----- EXTRACTED DATA

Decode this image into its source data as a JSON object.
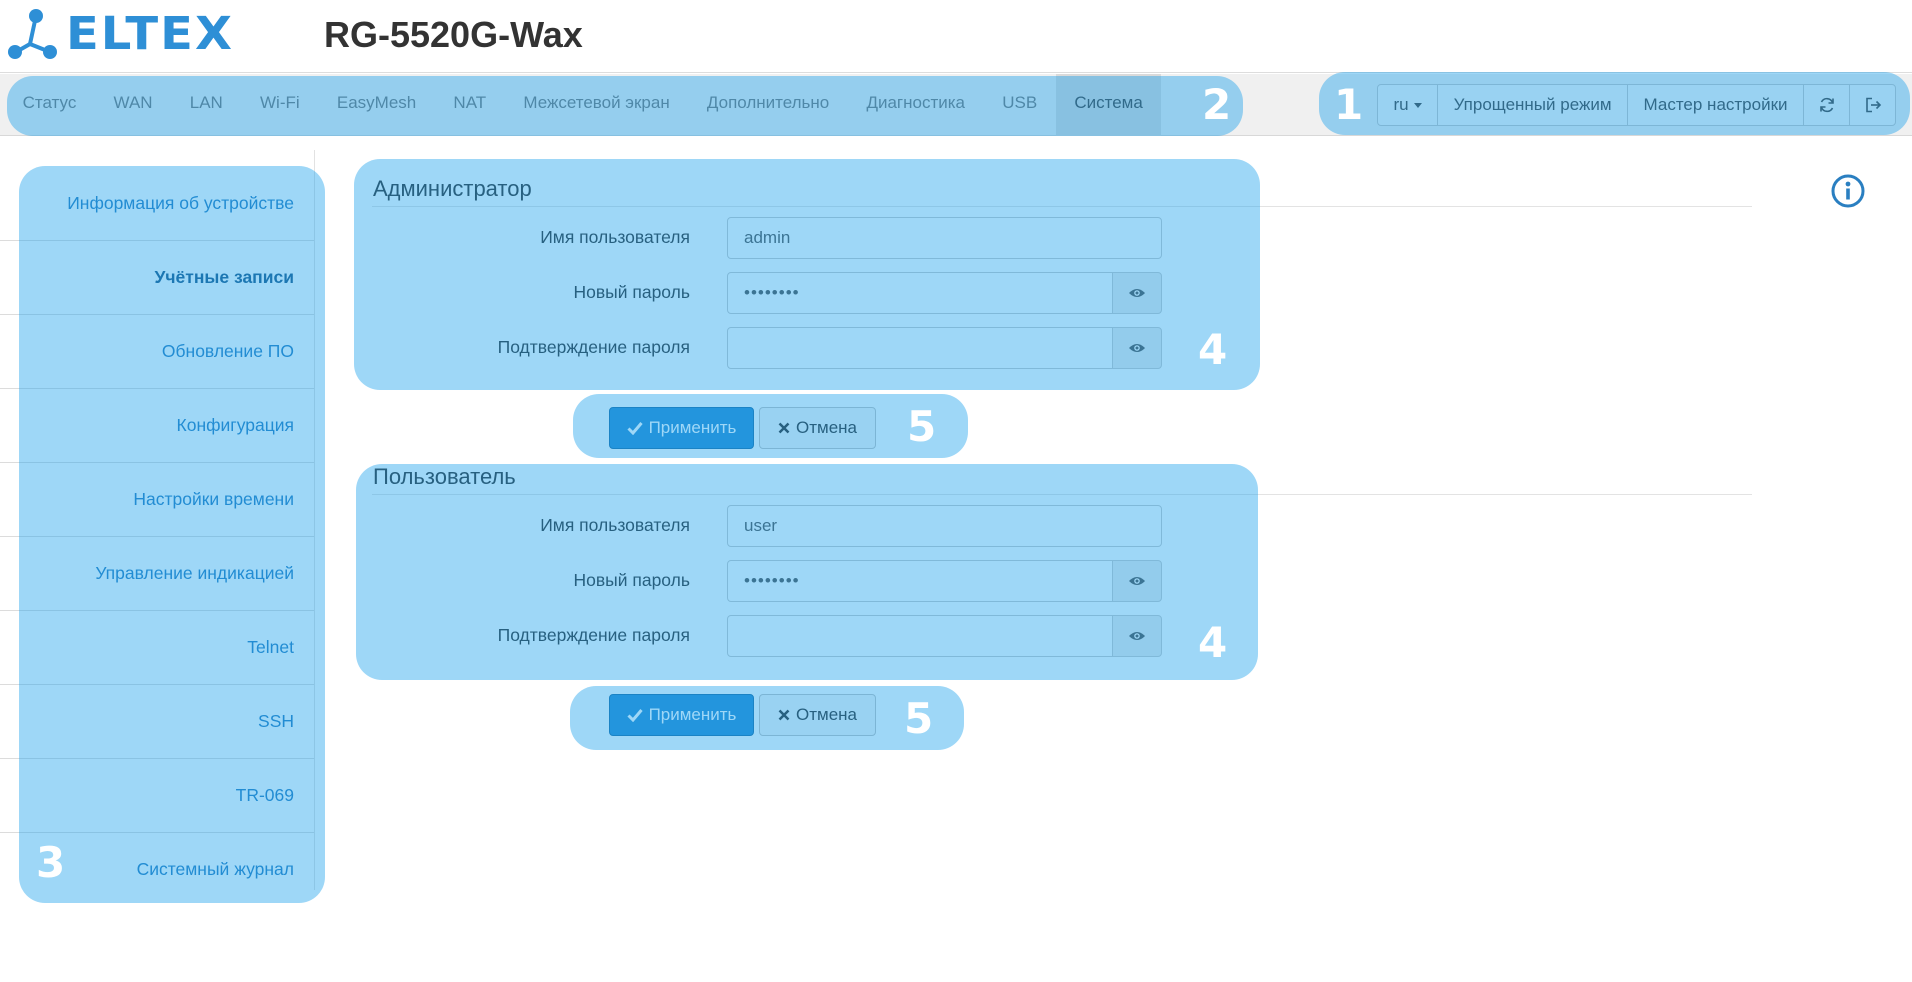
{
  "header": {
    "logo_text": "ELTEX",
    "device_title": "RG-5520G-Wax"
  },
  "nav": {
    "items": [
      {
        "label": "Статус",
        "active": false
      },
      {
        "label": "WAN",
        "active": false
      },
      {
        "label": "LAN",
        "active": false
      },
      {
        "label": "Wi-Fi",
        "active": false
      },
      {
        "label": "EasyMesh",
        "active": false
      },
      {
        "label": "NAT",
        "active": false
      },
      {
        "label": "Межсетевой экран",
        "active": false
      },
      {
        "label": "Дополнительно",
        "active": false
      },
      {
        "label": "Диагностика",
        "active": false
      },
      {
        "label": "USB",
        "active": false
      },
      {
        "label": "Система",
        "active": true
      }
    ],
    "language": "ru",
    "simple_mode": "Упрощенный режим",
    "wizard": "Мастер настройки",
    "refresh_icon": "refresh-icon",
    "logout_icon": "logout-icon"
  },
  "sidebar": {
    "items": [
      {
        "label": "Информация об устройстве",
        "active": false
      },
      {
        "label": "Учётные записи",
        "active": true
      },
      {
        "label": "Обновление ПО",
        "active": false
      },
      {
        "label": "Конфигурация",
        "active": false
      },
      {
        "label": "Настройки времени",
        "active": false
      },
      {
        "label": "Управление индикацией",
        "active": false
      },
      {
        "label": "Telnet",
        "active": false
      },
      {
        "label": "SSH",
        "active": false
      },
      {
        "label": "TR-069",
        "active": false
      },
      {
        "label": "Системный журнал",
        "active": false
      }
    ]
  },
  "admin": {
    "title": "Администратор",
    "username_label": "Имя пользователя",
    "username_value": "admin",
    "new_password_label": "Новый пароль",
    "new_password_value": "••••••••",
    "confirm_label": "Подтверждение пароля",
    "confirm_value": "",
    "apply": "Применить",
    "cancel": "Отмена"
  },
  "user": {
    "title": "Пользователь",
    "username_label": "Имя пользователя",
    "username_value": "user",
    "new_password_label": "Новый пароль",
    "new_password_value": "••••••••",
    "confirm_label": "Подтверждение пароля",
    "confirm_value": "",
    "apply": "Применить",
    "cancel": "Отмена"
  },
  "callouts": {
    "toolbar": "1",
    "menu": "2",
    "sidebar": "3",
    "admin_form": "4",
    "admin_buttons": "5",
    "user_form": "4",
    "user_buttons": "5"
  },
  "colors": {
    "accent": "#2b8ed3",
    "highlight": "#189fec",
    "link": "#2a7fc1"
  },
  "icons": {
    "info": "info-icon",
    "eye": "eye-icon",
    "check": "check-icon",
    "close": "close-icon"
  }
}
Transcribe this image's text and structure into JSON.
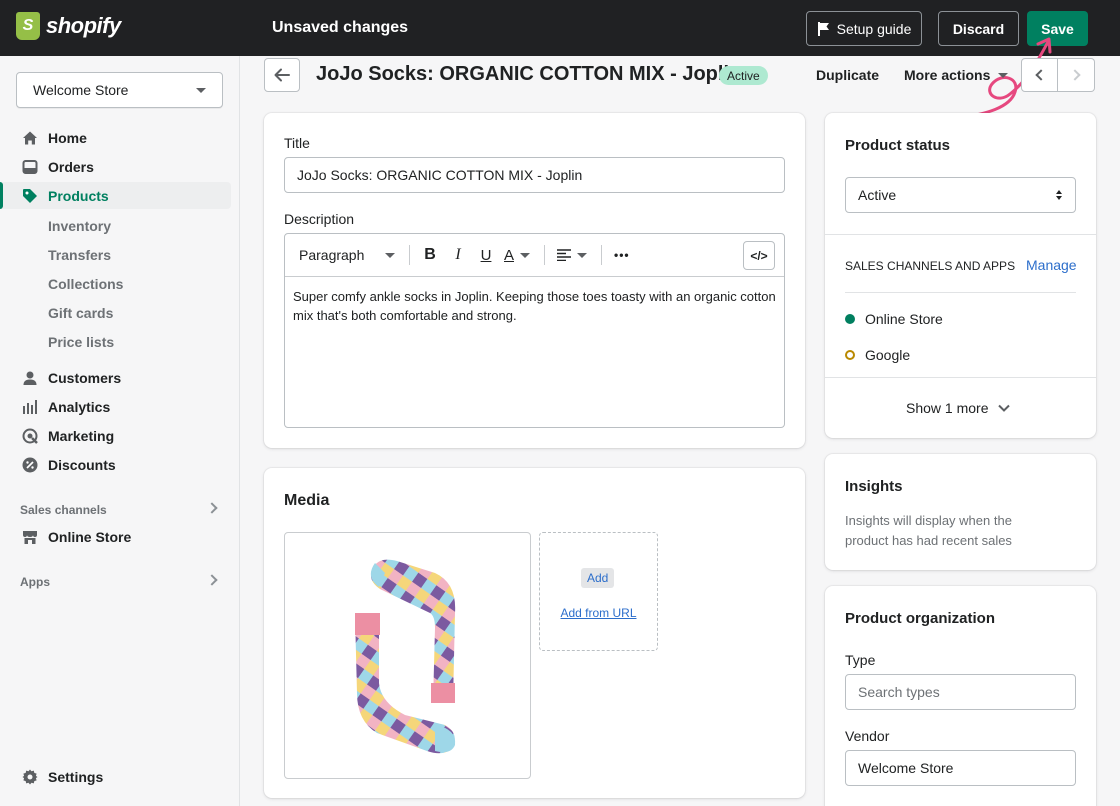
{
  "topbar": {
    "logo_text": "shopify",
    "logo_letter": "S",
    "unsaved": "Unsaved changes",
    "setup_guide": "Setup guide",
    "discard": "Discard",
    "save": "Save",
    "colors": {
      "bar": "#202123",
      "save": "#008060",
      "brand": "#95bf47"
    }
  },
  "sidebar": {
    "store": "Welcome Store",
    "items": [
      {
        "label": "Home",
        "icon": "home-icon"
      },
      {
        "label": "Orders",
        "icon": "orders-icon"
      },
      {
        "label": "Products",
        "icon": "tag-icon"
      }
    ],
    "product_sub": [
      "Inventory",
      "Transfers",
      "Collections",
      "Gift cards",
      "Price lists"
    ],
    "items2": [
      {
        "label": "Customers",
        "icon": "person-icon"
      },
      {
        "label": "Analytics",
        "icon": "bar-chart-icon"
      },
      {
        "label": "Marketing",
        "icon": "target-icon"
      },
      {
        "label": "Discounts",
        "icon": "discount-icon"
      }
    ],
    "sales_channels": "Sales channels",
    "online_store": "Online Store",
    "apps": "Apps",
    "settings": "Settings"
  },
  "header": {
    "title": "JoJo Socks: ORGANIC COTTON MIX - Joplin",
    "status": "Active",
    "duplicate": "Duplicate",
    "more_actions": "More actions"
  },
  "main": {
    "title_label": "Title",
    "title_value": "JoJo Socks: ORGANIC COTTON MIX - Joplin",
    "description_label": "Description",
    "toolbar": {
      "paragraph": "Paragraph",
      "bold": "B",
      "italic": "I",
      "underline": "U",
      "color": "A",
      "more": "•••",
      "code": "</>"
    },
    "description": "Super comfy ankle socks in Joplin. Keeping those toes toasty with an organic cotton mix that's both comfortable and strong.",
    "media_title": "Media",
    "media_add": "Add",
    "media_add_url": "Add from URL"
  },
  "right": {
    "status_title": "Product status",
    "status_value": "Active",
    "sales_title": "SALES CHANNELS AND APPS",
    "manage": "Manage",
    "channels": [
      "Online Store",
      "Google"
    ],
    "show_more": "Show 1 more",
    "insights_title": "Insights",
    "insights_text": "Insights will display when the product has had recent sales",
    "org_title": "Product organization",
    "type_label": "Type",
    "type_placeholder": "Search types",
    "vendor_label": "Vendor",
    "vendor_value": "Welcome Store"
  }
}
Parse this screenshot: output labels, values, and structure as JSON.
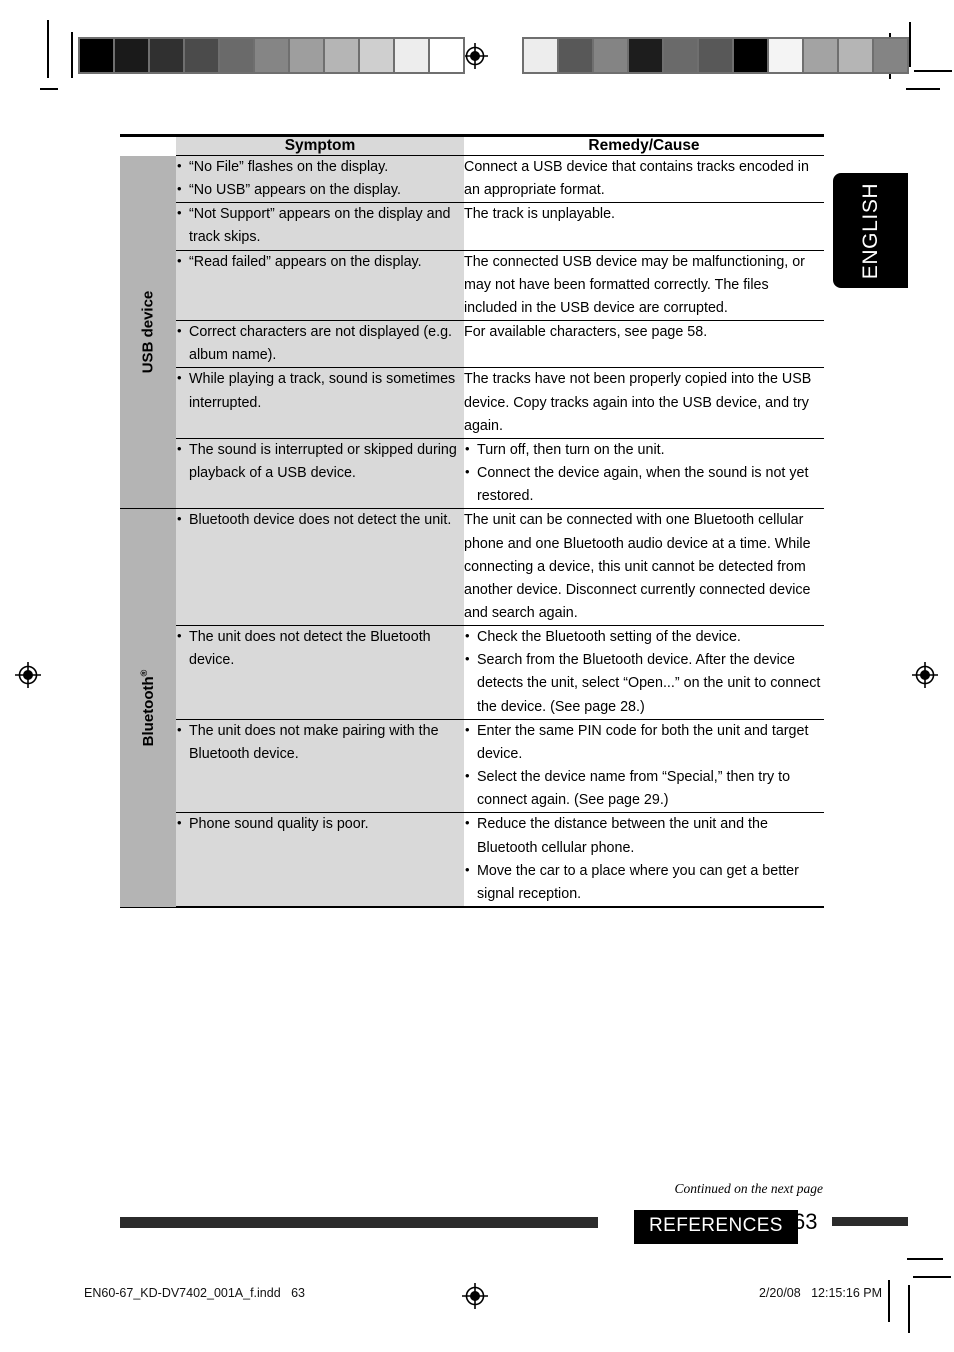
{
  "language_tab": {
    "label": "ENGLISH"
  },
  "table": {
    "headers": {
      "symptom": "Symptom",
      "remedy": "Remedy/Cause"
    },
    "groups": [
      {
        "category": "USB device",
        "category_superscript": "",
        "rows": [
          {
            "symptom_bullets": [
              "“No File” flashes on the display.",
              "“No USB” appears on the display."
            ],
            "remedy_text": "Connect a USB device that contains tracks encoded in an appropriate format.",
            "remedy_bullets": []
          },
          {
            "symptom_bullets": [
              "“Not Support” appears on the display and track skips."
            ],
            "remedy_text": "The track is unplayable.",
            "remedy_bullets": []
          },
          {
            "symptom_bullets": [
              "“Read failed” appears on the display."
            ],
            "remedy_text": "The connected USB device may be malfunctioning, or may not have been formatted correctly. The files included in the USB device are corrupted.",
            "remedy_bullets": []
          },
          {
            "symptom_bullets": [
              "Correct characters are not displayed (e.g. album name)."
            ],
            "remedy_text": "For available characters, see page 58.",
            "remedy_bullets": []
          },
          {
            "symptom_bullets": [
              "While playing a track, sound is sometimes interrupted."
            ],
            "remedy_text": "The tracks have not been properly copied into the USB device. Copy tracks again into the USB device, and try again.",
            "remedy_bullets": []
          },
          {
            "symptom_bullets": [
              "The sound is interrupted or skipped during playback of a USB device."
            ],
            "remedy_text": "",
            "remedy_bullets": [
              "Turn off, then turn on the unit.",
              "Connect the device again, when the sound is not yet restored."
            ]
          }
        ]
      },
      {
        "category": "Bluetooth",
        "category_superscript": "®",
        "rows": [
          {
            "symptom_bullets": [
              "Bluetooth device does not detect the unit."
            ],
            "remedy_text": "The unit can be connected with one Bluetooth cellular phone and one Bluetooth audio device at a time. While connecting a device, this unit cannot be detected from another device. Disconnect currently connected device and search again.",
            "remedy_bullets": []
          },
          {
            "symptom_bullets": [
              "The unit does not detect the Bluetooth device."
            ],
            "remedy_text": "",
            "remedy_bullets": [
              "Check the Bluetooth setting of the device.",
              "Search from the Bluetooth device. After the device detects the unit, select “Open...” on the unit to connect the device. (See page 28.)"
            ]
          },
          {
            "symptom_bullets": [
              "The unit does not make pairing with the Bluetooth device."
            ],
            "remedy_text": "",
            "remedy_bullets": [
              "Enter the same PIN code for both the unit and target device.",
              "Select the device name from “Special,” then try to connect again. (See page 29.)"
            ]
          },
          {
            "symptom_bullets": [
              "Phone sound quality is poor."
            ],
            "remedy_text": "",
            "remedy_bullets": [
              "Reduce the distance between the unit and the Bluetooth cellular phone.",
              "Move the car to a place where you can get a better signal reception."
            ]
          }
        ]
      }
    ]
  },
  "footer": {
    "continued": "Continued on the next page",
    "section": "REFERENCES",
    "page_number": "63"
  },
  "print_meta": {
    "file_name": "EN60-67_KD-DV7402_001A_f.indd   63",
    "date_time": "2/20/08   12:15:16 PM"
  },
  "calibration": {
    "left_strip": [
      "#000000",
      "#1a1a1a",
      "#303030",
      "#4b4b4b",
      "#6a6a6a",
      "#858585",
      "#9e9e9e",
      "#b5b5b5",
      "#cfcfcf",
      "#ededed",
      "#ffffff"
    ],
    "right_strip": [
      "#ededed",
      "#585858",
      "#848484",
      "#1d1d1d",
      "#6a6a6a",
      "#585858",
      "#000000",
      "#f4f4f4",
      "#a3a3a3",
      "#b5b5b5",
      "#848484"
    ]
  }
}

----------

Pick out each line containing the string "does" and copy it.

              "Bluetooth device does not detect the unit."
              "The unit does not detect the Bluetooth device."
              "The unit does not make pairing with the Bluetooth device."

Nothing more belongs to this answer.